Copy out every line in which the string "timer" occurs.

** begin DATA SECTION **

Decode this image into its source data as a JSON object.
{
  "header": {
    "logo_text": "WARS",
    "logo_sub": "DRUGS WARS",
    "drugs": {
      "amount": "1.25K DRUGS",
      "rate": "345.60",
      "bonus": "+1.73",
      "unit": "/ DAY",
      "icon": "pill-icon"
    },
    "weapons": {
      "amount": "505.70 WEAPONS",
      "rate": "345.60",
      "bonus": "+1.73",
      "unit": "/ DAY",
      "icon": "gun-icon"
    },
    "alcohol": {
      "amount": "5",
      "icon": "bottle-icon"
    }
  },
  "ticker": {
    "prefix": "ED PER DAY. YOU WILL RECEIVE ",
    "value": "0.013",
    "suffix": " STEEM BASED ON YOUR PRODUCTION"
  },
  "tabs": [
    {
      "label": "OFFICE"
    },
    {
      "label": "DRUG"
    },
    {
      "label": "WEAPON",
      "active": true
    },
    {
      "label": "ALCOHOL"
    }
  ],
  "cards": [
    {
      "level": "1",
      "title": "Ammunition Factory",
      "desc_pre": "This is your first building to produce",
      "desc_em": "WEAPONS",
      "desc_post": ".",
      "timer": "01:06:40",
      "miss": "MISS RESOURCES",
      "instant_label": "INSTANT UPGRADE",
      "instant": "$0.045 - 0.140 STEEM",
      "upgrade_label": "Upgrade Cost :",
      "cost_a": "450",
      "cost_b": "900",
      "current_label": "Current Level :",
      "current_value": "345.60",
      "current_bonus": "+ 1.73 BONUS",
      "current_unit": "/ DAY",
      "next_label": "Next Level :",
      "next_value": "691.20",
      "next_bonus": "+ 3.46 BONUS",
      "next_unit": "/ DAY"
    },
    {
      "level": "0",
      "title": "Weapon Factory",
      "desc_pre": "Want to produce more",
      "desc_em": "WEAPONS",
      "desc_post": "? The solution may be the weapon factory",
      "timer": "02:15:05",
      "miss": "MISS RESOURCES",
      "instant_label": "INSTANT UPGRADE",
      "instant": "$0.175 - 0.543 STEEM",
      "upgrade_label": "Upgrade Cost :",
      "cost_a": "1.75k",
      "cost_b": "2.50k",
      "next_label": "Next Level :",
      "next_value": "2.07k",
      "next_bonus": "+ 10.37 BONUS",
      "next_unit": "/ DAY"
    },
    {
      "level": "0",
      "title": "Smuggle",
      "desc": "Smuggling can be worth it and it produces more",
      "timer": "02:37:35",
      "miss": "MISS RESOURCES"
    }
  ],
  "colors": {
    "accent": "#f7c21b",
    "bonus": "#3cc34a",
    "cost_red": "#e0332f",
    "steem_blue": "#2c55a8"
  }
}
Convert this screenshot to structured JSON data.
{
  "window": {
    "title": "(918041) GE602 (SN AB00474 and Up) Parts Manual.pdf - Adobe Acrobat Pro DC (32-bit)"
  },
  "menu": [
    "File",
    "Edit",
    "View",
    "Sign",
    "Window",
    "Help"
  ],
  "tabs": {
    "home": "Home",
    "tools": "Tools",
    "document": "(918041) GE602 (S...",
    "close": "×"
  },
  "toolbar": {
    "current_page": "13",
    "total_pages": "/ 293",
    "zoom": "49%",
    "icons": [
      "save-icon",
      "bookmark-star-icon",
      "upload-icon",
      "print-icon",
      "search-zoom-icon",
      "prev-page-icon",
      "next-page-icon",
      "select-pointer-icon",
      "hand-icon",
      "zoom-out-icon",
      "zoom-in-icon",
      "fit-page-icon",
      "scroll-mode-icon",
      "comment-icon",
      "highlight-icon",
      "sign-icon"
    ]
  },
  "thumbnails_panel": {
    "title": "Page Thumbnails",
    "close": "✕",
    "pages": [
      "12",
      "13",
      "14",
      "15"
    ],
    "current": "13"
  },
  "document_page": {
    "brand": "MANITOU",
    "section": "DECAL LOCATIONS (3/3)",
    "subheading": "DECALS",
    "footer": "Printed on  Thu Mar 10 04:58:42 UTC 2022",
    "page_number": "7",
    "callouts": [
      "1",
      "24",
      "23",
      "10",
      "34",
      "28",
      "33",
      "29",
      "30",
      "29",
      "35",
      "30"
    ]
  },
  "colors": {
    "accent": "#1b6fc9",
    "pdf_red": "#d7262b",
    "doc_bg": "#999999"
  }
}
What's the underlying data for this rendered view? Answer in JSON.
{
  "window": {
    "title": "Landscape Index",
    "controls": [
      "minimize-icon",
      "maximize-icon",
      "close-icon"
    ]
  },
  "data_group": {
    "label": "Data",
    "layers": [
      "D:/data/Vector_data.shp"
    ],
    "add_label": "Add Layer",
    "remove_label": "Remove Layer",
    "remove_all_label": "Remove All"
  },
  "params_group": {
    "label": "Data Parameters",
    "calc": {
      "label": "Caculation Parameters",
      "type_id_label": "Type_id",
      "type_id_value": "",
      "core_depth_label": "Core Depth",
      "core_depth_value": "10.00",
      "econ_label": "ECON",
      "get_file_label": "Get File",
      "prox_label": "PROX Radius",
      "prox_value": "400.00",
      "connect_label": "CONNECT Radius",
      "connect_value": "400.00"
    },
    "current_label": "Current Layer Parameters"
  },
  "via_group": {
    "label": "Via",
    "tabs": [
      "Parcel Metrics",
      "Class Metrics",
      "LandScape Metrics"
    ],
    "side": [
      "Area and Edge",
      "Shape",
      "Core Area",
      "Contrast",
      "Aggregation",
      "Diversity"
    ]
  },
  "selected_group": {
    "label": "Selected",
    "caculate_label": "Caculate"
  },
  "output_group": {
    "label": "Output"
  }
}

** end DATA SECTION **

__WRITTEN REPLY__:
      "timer": "01:06:40",
      "timer": "02:15:05",
      "timer": "02:37:35",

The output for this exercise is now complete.